▸ **Exercise materials**:
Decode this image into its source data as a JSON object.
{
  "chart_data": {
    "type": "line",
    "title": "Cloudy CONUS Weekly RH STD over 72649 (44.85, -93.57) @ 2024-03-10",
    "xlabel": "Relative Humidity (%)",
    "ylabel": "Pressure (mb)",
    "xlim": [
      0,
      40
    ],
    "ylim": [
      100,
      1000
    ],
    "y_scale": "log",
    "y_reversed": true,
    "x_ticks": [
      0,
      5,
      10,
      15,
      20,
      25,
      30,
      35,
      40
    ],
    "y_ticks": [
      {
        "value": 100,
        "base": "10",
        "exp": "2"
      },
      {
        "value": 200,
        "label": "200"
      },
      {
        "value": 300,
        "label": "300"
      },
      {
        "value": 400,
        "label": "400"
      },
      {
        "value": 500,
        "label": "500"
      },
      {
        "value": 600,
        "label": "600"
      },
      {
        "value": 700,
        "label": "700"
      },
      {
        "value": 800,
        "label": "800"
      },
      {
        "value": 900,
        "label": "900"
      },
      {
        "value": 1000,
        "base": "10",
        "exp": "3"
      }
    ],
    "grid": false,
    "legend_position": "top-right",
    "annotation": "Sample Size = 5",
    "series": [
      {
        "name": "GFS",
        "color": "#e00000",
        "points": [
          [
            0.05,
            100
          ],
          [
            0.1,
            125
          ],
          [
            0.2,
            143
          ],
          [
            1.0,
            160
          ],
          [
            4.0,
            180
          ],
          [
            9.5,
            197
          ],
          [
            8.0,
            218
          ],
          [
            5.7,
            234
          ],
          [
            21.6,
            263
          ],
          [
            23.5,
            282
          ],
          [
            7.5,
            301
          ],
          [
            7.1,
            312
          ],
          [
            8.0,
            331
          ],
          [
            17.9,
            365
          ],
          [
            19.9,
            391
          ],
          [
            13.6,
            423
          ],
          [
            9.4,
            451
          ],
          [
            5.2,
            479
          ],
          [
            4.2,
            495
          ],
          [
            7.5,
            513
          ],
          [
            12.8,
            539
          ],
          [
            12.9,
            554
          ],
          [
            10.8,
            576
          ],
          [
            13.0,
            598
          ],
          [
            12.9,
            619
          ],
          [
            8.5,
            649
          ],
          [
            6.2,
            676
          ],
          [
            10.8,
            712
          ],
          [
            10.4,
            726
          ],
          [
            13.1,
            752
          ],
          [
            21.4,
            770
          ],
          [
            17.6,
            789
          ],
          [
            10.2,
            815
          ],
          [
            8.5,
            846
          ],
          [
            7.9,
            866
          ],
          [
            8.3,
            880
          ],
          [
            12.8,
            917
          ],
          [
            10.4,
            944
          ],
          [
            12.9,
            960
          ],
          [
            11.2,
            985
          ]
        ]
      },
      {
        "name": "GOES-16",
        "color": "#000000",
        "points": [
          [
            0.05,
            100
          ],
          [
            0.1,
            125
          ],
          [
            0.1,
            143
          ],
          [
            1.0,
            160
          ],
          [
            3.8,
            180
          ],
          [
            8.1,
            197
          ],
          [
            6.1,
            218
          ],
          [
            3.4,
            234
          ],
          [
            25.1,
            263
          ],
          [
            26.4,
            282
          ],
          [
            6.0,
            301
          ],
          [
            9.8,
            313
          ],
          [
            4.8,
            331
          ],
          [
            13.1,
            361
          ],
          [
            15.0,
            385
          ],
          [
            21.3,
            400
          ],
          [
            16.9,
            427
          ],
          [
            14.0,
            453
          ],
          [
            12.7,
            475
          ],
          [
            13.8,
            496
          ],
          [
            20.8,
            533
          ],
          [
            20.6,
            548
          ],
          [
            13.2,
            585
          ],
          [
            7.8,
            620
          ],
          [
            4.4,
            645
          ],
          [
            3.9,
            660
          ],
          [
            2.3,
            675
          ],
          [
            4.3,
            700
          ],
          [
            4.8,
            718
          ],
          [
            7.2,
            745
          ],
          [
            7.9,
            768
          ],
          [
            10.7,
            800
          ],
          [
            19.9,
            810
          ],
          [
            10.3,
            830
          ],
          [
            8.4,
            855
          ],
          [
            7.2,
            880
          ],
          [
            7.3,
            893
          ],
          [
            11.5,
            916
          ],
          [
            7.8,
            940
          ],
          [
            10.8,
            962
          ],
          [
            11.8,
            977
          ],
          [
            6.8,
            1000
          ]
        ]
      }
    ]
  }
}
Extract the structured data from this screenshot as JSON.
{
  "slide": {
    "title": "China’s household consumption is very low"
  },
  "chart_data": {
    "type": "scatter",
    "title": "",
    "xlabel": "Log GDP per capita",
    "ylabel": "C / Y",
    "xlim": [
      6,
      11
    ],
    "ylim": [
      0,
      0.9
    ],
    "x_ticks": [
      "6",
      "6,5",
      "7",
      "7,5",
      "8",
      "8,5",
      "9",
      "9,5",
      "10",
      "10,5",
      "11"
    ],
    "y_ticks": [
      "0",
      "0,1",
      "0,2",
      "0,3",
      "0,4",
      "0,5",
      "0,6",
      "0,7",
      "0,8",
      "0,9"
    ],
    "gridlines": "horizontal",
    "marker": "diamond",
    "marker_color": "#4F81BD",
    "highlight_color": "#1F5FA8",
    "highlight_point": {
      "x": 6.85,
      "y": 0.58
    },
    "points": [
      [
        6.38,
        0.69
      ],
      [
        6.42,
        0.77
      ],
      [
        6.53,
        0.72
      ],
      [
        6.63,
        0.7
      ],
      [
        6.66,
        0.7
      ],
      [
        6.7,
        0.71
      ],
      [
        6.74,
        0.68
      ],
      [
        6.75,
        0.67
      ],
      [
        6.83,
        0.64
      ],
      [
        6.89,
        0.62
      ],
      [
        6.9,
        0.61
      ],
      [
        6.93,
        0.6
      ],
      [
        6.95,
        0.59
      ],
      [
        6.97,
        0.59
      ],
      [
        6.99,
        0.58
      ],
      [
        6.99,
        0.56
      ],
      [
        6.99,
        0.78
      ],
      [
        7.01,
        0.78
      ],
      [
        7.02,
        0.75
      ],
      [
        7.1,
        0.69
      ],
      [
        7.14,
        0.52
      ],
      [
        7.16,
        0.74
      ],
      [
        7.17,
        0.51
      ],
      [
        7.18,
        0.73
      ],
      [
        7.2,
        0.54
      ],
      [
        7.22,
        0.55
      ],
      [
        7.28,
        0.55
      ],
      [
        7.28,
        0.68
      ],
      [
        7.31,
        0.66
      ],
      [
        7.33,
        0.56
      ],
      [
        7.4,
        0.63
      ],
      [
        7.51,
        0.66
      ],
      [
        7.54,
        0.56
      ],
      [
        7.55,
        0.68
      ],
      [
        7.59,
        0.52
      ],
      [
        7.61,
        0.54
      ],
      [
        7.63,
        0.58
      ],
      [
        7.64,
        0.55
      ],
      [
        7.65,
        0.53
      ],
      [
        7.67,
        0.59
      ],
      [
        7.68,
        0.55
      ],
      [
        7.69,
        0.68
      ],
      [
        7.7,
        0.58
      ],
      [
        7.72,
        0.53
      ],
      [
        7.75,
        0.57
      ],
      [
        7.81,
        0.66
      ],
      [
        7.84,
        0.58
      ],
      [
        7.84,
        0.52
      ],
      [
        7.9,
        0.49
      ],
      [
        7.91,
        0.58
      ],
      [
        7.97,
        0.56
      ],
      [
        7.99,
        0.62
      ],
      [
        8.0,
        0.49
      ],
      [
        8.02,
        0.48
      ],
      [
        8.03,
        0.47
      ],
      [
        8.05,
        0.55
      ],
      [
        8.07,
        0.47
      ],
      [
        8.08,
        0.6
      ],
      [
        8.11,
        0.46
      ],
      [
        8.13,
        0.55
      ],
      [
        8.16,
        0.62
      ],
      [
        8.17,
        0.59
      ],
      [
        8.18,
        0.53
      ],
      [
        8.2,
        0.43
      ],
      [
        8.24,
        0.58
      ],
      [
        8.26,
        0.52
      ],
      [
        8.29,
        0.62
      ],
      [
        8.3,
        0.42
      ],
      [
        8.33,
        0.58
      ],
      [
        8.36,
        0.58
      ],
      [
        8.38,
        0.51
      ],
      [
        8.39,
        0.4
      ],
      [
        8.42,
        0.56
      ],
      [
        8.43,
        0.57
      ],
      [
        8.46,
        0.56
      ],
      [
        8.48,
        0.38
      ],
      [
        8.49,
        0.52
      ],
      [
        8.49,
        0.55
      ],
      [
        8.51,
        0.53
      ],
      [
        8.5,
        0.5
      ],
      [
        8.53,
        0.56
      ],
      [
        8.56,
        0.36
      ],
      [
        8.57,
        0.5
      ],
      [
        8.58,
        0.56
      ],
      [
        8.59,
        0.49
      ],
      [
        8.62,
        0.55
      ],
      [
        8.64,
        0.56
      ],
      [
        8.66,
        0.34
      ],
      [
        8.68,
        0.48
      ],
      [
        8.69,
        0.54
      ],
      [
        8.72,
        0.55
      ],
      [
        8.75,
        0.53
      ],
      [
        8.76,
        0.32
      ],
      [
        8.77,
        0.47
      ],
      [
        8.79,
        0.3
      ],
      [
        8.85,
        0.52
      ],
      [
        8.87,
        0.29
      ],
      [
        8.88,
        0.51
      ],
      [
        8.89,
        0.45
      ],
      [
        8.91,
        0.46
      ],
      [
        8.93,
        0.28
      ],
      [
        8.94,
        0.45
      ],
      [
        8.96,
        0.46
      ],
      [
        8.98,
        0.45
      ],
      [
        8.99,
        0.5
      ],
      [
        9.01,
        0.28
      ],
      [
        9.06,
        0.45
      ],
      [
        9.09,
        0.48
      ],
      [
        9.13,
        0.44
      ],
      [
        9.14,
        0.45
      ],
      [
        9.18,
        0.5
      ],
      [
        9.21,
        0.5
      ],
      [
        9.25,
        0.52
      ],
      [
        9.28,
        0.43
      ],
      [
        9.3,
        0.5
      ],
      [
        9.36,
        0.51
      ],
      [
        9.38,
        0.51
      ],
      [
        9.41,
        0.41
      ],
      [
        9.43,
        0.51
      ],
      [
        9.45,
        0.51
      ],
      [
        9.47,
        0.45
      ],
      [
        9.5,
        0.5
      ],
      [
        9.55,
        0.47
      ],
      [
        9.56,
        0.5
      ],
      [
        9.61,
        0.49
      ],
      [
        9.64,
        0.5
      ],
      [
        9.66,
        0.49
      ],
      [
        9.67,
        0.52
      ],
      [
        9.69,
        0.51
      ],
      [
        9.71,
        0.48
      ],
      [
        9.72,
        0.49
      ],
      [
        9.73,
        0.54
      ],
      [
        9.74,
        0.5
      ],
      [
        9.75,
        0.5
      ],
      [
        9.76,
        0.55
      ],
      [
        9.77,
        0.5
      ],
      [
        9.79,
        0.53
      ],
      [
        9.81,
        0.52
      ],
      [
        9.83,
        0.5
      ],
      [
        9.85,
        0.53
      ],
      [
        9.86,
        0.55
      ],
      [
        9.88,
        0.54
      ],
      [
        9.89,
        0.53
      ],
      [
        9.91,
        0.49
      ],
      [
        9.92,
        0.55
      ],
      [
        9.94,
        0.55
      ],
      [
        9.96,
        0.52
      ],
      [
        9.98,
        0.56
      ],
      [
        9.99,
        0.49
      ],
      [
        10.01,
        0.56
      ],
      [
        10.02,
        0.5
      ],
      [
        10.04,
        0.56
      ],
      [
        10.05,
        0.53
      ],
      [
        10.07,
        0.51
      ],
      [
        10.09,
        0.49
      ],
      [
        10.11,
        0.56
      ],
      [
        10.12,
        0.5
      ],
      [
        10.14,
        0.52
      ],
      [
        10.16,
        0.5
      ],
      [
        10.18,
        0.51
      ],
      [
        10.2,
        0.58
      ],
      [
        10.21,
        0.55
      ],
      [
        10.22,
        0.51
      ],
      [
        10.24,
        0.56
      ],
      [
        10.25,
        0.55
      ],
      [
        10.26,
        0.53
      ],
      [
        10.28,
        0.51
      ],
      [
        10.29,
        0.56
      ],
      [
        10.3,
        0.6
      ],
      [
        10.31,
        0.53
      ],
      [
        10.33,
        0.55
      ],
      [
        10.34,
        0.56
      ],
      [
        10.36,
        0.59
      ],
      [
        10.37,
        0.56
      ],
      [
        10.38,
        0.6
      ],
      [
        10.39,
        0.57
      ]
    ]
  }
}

▸ **Aim of the task**: Go through the material line by line. Show each line that contains the string "title".

▸ **Solution to the exercise**:
    "title": "Cloudy CONUS Weekly RH STD over 72649 (44.85, -93.57) @ 2024-03-10",
    "title": "China’s household consumption is very low"
    "title": "",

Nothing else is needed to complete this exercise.